### DESCRIPTION OF THE TASK
Wherever a line holds the word "nghiệm", copy that line out.

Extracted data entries
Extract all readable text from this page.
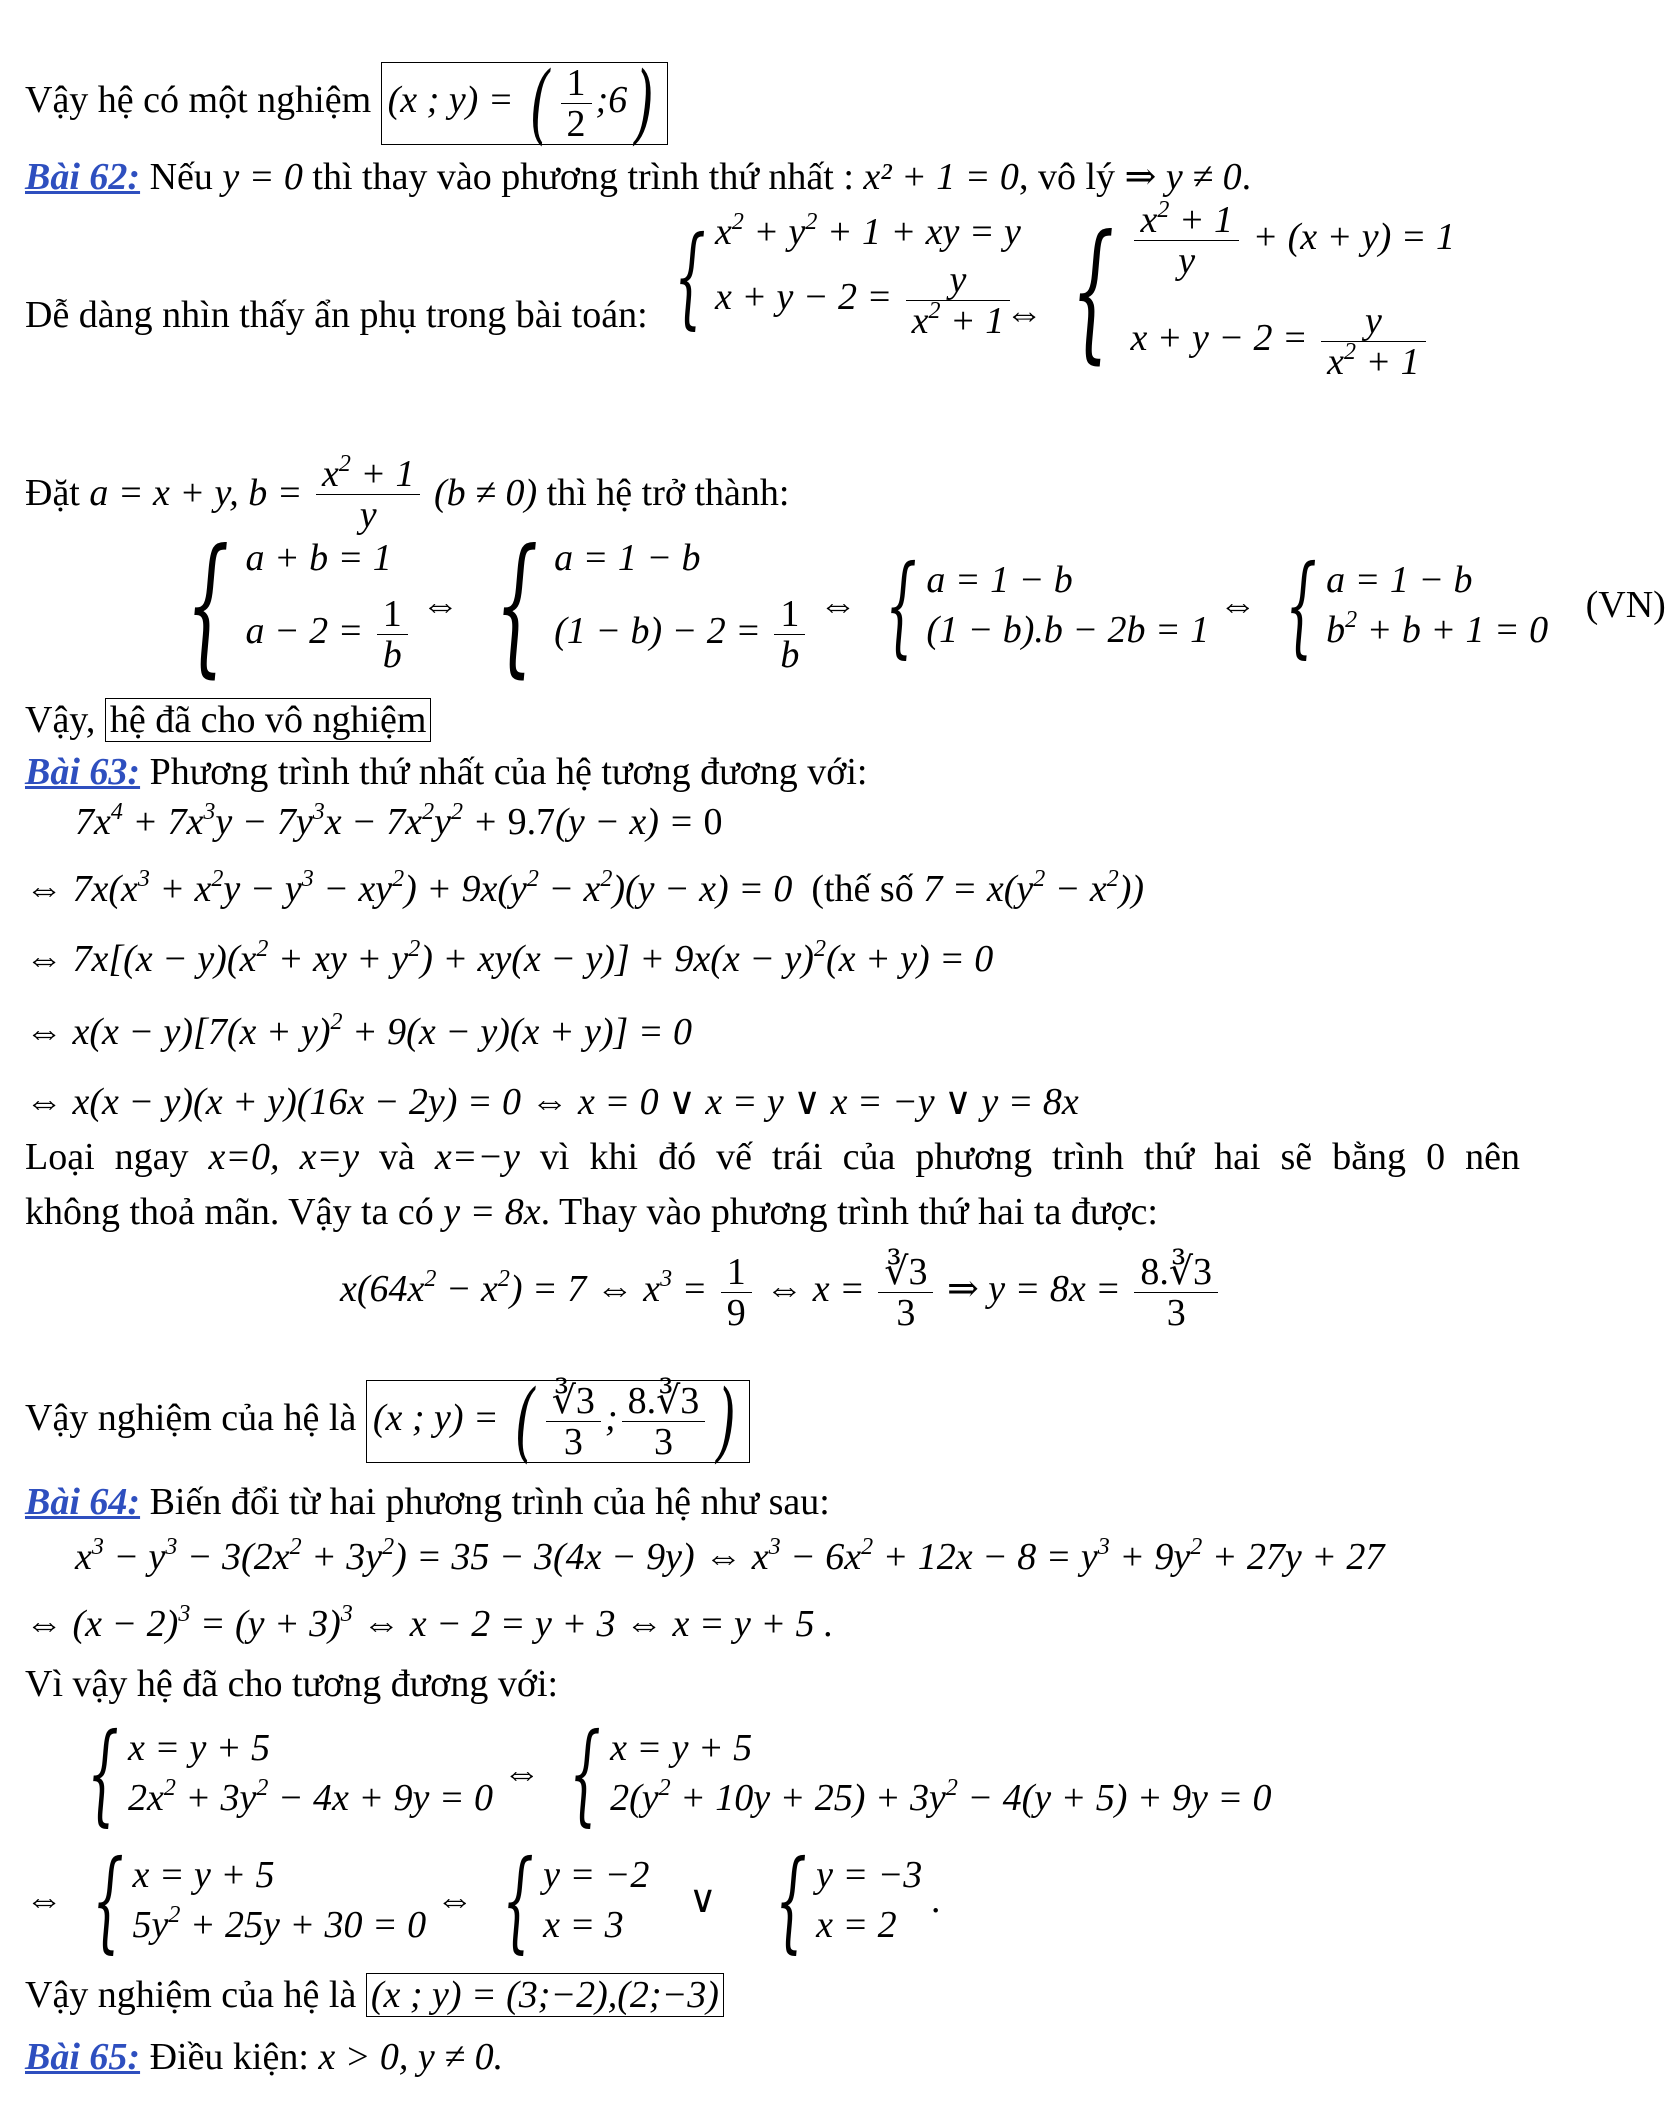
Vậy hệ có một nghiệm (x ; y) = ( $\frac{1}{2}$ ;6)
Bài 62: Nếu y = 0 thì thay vào phương trình thứ nhất : x² + 1 = 0, vô lý ⇒ y ≠ 0.
Dễ dàng nhìn thấy ẩn phụ trong bài toán: { $x^2 + y^2 + 1$ + xy = y
$x + y - 2 = \frac{y}{x^2 + 1}$
⇔ { $\frac{x^2 + 1}{y} + (x + y) = 1$
$x + y - 2 = \frac{y}{x^2 + 1}$
Đặt a = x + y, $b = \frac{x^2 + 1}{y} (b \ne 0)$ thì hệ trở thành:
{ a + b = 1
$a - 2 = \frac{1}{b}$ ⇔ { a = 1 − b
$(1 - b) - 2 = \frac{1}{b}$ ⇔ { a = 1 − b
(1 − b).b − 2b = 1
⇔ { a = 1 − b
$b^2 + b + 1 = 0$
(VN)
Vậy, hệ đã cho vô nghiệm
Bài 63: Phương trình thứ nhất của hệ tương đương với:
$7x^4 + 7x^3y - 7y^3x - 7x^2y^2 + 9.7(y - x) = 0$
⇔ $7x(x^3 + x^2y - y^3 - xy^2) + 9x(y^2 - x^2)(y - x) = 0$  (thế số $7 = x(y^2 - x^2)$)
⇔ $7x[(x - y)(x^2$ + xy + $y^2) + xy(x - y)] + 9x(x - y)^2(x + y) = 0$
⇔ $x(x - y)[7(x + y)^2 + 9(x - y)(x + y)] = 0$
⇔ x(x − y)(x + y)(16x − 2y) = 0 ⇔ x = 0 ∨ x = y ∨ x = −y ∨ y = 8x
Loại ngay x=0, x=y và x=−y vì khi đó vế trái của phương trình thứ hai sẽ bằng 0 nên
không thoả mãn. Vậy ta có y = 8x. Thay vào phương trình thứ hai ta được:
$x(64x^2 - x^2) = 7$ ⇔ $x^3 = \frac{1}{9}$ ⇔ $x = \frac{∛3}{3}$ ⇒ $y = 8x = \frac{8.∛3}{3}$
Vậy nghiệm của hệ là (x ; y) = ( $\frac{∛3}{3}$ ; $\frac{8.∛3}{3}$ )
Bài 64: Biến đổi từ hai phương trình của hệ như sau:
$x^3 - y^3 - 3(2x^2 + 3y^2) = 35 - 3(4x - 9y)$ ⇔ $x^3 - 6x^2 + 12x - 8 = y^3 + 9y^2 + 27y + 27$
⇔ $(x - 2)^3 = (y + 3)^3$ ⇔ x − 2 = y + 3 ⇔ x = y + 5 .
Vì vậy hệ đã cho tương đương với:
{ x = y + 5
$2x^2 + 3y^2 - 4x + 9y = 0$
⇔ { x = y + 5
$2(y^2 + 10y + 25) + 3y^2 - 4(y + 5) + 9y = 0$
⇔ { x = y + 5
$5y^2 + 25y + 30 = 0$
⇔ { y = −2
x = 3
∨ { y = −3
x = 2
.
Vậy nghiệm của hệ là (x ; y) = (3;−2),(2;−3)
Bài 65: Điều kiện: x > 0, y ≠ 0.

### TASK RESPONSE
Vậy hệ có một nghiệm (x ; y) = ( $\frac{1}{2}$ ;6)
Vậy, hệ đã cho vô nghiệm
Vậy nghiệm của hệ là (x ; y) = ( $\frac{∛3}{3}$ ; $\frac{8.∛3}{3}$ )
Vậy nghiệm của hệ là (x ; y) = (3;−2),(2;−3)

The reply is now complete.